#AANAM – Onpattro Reduced Nervous System Damage in Trial
Editor’s note: The FAP News Today team is providing in-depth coverage of the 2021 Virtual AAN Annual Meeting, April 17–22. Go here to read more stories from the conference.
Findings from a separate analysis also indicated the safety and efficacy of Onpattro are not affected by concurrent or prior treatment with transthyretin stabilizers, a different class of medications sometimes used to treat FAP.
The medication’s safety and efficacy have been demonstrated in several clinical trials, including the Phase 3 APOLLO study (NCT01960348) and a Phase 2 extension trial (NCT01961921). Individuals who completed these trials had the option to enroll in another global open-label extension (OLE) trial (NCT02510261), which is still underway.
Two-year data from this global OLE study, also presented at this year’s American Academy of Neurology (AAN) 2021 Virtual Annual Meeting, showed that treatment with Onpattro eased polyneuropathy and improved patients’ quality of life.

[Records taken from a dataset]
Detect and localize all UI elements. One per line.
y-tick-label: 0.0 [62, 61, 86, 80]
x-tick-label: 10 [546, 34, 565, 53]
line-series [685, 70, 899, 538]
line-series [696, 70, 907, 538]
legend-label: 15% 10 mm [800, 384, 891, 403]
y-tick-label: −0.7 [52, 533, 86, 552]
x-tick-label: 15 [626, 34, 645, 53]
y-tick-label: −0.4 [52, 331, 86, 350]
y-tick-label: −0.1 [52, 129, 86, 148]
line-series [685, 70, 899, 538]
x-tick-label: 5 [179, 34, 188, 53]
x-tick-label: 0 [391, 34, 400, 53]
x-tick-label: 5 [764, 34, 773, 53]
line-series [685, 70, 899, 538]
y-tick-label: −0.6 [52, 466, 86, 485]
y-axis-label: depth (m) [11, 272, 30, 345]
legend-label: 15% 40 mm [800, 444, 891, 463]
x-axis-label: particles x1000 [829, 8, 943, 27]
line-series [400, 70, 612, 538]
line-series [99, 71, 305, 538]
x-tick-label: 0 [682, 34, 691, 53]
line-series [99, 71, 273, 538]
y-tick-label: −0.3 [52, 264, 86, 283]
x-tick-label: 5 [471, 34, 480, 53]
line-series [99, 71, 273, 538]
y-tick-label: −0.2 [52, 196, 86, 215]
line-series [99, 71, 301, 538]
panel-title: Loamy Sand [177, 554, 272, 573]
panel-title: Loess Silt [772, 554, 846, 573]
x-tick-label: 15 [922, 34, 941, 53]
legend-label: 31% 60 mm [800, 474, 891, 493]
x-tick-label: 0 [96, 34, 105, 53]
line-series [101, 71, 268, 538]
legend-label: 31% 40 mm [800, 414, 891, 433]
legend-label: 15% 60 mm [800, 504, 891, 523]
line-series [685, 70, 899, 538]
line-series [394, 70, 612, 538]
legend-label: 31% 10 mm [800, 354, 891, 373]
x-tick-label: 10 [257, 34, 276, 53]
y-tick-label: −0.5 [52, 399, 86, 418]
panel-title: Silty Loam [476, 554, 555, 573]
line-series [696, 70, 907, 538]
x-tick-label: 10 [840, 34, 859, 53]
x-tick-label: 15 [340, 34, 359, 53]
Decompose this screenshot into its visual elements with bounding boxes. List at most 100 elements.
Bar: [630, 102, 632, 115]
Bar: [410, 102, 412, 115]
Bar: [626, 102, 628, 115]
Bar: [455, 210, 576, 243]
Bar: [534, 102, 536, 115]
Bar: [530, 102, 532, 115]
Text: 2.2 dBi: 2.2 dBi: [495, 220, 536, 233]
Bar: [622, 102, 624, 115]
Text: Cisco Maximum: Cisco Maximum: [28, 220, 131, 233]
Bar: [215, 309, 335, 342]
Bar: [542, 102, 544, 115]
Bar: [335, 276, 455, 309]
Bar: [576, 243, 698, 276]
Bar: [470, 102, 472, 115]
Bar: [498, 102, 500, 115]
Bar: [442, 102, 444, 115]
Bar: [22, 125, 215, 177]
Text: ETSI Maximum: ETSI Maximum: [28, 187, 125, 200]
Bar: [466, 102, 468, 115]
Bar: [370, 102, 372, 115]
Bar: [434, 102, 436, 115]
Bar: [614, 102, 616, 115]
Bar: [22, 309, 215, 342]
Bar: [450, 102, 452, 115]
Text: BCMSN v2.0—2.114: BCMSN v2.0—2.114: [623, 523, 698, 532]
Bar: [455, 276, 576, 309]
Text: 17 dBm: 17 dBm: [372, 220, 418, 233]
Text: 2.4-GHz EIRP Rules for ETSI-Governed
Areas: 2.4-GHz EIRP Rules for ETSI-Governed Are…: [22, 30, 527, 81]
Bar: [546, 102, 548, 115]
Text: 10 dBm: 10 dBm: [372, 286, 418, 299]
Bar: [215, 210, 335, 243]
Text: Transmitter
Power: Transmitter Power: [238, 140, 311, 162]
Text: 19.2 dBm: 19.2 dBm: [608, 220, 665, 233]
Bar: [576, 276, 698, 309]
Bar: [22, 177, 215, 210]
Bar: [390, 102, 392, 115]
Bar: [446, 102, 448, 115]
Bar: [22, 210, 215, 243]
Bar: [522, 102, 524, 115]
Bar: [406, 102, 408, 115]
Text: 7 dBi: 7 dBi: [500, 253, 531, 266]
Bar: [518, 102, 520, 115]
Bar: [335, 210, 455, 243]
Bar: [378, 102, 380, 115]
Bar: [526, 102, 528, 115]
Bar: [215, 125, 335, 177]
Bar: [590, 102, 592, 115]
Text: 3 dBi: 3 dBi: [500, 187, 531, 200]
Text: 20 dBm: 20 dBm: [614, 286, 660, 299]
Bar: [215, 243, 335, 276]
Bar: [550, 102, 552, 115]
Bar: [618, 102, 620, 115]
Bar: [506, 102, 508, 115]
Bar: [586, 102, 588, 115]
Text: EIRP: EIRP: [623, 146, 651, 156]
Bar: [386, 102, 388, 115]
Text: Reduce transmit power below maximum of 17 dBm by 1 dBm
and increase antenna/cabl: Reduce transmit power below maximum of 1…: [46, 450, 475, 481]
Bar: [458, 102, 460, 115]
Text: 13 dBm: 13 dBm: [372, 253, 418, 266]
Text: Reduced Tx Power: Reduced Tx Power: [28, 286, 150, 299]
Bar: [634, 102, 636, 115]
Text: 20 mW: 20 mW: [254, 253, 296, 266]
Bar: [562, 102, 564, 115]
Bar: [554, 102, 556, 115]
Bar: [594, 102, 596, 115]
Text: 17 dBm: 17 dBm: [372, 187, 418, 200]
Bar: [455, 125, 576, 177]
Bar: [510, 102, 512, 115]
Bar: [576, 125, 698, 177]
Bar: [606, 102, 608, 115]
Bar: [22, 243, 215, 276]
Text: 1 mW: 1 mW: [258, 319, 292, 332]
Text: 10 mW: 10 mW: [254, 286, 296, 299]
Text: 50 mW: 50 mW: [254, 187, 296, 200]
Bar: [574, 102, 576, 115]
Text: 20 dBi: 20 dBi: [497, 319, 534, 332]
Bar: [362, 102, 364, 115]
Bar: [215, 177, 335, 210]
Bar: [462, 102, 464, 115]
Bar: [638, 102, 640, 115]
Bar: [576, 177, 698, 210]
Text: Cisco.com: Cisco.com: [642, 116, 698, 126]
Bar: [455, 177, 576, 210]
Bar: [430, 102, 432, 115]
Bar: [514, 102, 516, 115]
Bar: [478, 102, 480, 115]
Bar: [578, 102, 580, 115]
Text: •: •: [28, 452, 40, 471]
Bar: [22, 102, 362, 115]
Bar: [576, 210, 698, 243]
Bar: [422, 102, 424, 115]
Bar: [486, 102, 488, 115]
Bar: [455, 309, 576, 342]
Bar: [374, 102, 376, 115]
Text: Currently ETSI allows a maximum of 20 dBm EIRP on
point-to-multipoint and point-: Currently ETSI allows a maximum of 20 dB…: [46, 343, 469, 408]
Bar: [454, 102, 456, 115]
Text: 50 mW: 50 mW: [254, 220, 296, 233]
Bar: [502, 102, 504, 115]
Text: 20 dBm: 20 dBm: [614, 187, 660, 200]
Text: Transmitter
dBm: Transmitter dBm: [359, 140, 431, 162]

# Work to complete
In the Onpattro article, what made a person eligible to enroll in the global open-label extension trial?

# Response to this task
Completing the earlier trials made a person eligible: the Phase 3 APOLLO study (NCT01960348) and a Phase 2 extension trial (NCT01961921). People who finished these had the option to join the global open-label extension trial (NCT02510261).